----- Record list -----
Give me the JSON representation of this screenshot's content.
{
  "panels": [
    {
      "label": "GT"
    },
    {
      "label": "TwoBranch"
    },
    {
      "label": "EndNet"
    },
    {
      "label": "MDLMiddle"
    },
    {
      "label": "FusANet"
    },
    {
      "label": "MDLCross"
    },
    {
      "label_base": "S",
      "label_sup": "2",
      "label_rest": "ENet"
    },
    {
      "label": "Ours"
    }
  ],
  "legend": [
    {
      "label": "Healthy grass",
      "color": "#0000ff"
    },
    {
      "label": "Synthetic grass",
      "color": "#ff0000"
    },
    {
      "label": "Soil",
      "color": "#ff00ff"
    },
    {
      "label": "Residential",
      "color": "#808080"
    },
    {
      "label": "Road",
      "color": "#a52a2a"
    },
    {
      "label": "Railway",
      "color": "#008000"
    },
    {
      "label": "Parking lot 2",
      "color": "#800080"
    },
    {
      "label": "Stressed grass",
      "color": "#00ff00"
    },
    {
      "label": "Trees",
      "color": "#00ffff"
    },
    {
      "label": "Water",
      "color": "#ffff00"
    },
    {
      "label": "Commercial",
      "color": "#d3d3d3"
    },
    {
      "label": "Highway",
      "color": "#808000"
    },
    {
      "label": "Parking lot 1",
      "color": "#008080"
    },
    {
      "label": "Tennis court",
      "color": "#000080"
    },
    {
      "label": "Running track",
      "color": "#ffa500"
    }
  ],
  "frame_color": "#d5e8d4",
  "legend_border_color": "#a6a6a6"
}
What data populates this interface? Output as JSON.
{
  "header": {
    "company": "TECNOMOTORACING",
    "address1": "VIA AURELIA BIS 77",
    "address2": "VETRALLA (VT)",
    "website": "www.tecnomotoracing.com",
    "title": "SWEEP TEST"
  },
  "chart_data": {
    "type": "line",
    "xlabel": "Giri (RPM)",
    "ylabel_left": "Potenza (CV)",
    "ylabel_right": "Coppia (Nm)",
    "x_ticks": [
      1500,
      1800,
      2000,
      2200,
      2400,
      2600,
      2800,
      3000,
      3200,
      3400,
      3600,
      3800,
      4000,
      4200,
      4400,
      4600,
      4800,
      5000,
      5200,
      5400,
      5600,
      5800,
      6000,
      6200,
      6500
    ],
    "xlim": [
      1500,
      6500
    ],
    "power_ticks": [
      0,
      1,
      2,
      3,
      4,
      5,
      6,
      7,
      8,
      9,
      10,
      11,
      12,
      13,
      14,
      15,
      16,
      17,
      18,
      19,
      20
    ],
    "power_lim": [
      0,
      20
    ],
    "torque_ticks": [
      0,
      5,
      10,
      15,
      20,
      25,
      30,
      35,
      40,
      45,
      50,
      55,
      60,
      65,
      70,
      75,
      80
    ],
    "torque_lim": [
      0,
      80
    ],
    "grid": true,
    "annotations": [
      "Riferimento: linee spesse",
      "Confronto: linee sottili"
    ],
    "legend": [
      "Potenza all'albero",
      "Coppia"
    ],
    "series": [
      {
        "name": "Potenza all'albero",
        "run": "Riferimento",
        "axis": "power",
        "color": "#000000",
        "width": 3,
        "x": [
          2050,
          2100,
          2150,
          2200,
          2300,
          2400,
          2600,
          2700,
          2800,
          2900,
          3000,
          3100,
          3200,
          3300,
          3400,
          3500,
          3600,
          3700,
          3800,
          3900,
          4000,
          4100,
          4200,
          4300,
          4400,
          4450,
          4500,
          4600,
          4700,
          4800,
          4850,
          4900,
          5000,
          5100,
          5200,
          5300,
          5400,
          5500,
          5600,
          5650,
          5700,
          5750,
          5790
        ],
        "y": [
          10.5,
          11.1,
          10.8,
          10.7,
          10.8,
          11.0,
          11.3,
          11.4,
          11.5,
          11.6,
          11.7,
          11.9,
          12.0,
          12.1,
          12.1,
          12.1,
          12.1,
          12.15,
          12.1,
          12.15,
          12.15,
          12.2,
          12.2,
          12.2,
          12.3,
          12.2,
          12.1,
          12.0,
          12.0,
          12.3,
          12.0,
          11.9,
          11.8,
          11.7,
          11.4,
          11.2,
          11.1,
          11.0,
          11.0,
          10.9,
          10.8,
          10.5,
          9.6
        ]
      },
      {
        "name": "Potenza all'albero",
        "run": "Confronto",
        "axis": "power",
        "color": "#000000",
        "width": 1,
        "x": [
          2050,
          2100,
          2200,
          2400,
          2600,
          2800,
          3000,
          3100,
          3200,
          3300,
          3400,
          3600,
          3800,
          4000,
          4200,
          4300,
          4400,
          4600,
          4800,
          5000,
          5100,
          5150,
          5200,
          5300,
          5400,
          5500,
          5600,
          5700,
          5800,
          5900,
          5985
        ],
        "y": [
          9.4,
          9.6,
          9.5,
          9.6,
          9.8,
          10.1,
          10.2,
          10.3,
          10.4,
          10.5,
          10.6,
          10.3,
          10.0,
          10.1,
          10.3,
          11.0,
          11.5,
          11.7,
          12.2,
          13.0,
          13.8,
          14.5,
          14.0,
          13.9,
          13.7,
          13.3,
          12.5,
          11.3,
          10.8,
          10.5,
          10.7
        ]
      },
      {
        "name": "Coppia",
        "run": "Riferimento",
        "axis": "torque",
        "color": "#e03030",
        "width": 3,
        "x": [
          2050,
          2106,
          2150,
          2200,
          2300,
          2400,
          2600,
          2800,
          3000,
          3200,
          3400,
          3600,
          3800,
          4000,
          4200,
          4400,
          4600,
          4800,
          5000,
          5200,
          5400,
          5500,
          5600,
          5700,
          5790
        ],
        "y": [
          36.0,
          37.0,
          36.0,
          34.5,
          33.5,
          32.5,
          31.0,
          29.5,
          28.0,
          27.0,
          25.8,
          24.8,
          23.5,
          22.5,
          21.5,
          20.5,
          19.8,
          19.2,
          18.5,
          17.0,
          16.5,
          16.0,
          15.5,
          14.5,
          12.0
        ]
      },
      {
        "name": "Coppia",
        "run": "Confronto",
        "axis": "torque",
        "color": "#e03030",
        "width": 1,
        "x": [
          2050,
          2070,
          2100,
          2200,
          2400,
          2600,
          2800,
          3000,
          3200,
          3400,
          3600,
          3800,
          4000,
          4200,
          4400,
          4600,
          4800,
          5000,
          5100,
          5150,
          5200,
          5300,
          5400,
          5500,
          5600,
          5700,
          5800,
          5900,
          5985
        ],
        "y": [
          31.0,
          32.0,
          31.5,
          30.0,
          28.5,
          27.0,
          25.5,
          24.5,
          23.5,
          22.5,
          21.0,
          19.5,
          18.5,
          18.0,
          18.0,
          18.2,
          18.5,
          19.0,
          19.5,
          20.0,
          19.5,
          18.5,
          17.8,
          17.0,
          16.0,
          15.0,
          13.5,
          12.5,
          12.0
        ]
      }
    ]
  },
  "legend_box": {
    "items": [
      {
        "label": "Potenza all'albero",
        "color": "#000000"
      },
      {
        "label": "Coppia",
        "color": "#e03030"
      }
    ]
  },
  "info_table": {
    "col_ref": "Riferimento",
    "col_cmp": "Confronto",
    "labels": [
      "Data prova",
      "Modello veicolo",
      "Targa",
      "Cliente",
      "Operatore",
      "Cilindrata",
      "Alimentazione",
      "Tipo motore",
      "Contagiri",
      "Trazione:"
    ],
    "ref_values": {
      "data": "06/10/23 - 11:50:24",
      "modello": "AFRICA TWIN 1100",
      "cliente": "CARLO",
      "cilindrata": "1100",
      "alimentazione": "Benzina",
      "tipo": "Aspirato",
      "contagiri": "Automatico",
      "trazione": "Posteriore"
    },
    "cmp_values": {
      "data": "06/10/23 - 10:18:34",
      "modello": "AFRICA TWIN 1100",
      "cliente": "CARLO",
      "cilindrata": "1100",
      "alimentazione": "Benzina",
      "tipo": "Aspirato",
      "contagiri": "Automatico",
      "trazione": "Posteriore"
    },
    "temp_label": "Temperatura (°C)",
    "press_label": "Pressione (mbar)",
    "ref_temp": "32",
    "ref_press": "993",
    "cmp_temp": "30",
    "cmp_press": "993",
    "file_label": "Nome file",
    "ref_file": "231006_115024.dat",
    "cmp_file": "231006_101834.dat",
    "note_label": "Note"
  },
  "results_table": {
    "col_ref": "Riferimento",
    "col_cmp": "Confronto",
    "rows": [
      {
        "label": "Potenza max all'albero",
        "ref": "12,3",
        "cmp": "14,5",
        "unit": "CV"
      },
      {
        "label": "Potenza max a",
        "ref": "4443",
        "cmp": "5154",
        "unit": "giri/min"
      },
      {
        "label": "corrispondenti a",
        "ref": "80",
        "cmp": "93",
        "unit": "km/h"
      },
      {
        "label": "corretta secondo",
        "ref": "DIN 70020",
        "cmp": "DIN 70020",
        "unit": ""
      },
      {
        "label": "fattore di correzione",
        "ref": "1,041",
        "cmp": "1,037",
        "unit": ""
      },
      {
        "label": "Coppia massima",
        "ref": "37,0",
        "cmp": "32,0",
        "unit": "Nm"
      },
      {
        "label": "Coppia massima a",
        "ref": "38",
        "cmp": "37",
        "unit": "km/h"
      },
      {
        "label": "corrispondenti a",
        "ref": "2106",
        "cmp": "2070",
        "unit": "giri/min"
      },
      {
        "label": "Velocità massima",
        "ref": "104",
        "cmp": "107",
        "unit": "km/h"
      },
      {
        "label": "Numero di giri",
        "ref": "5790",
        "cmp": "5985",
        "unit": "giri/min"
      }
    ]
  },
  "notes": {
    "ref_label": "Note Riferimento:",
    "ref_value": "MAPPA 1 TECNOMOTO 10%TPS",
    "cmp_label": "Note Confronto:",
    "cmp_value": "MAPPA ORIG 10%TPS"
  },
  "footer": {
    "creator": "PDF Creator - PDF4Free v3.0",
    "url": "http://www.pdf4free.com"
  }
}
-----
Gather each line from the listing above that holds "this".

Give me the JSON representation of this screenshot's content.
What data populates this interface? Output as JSON.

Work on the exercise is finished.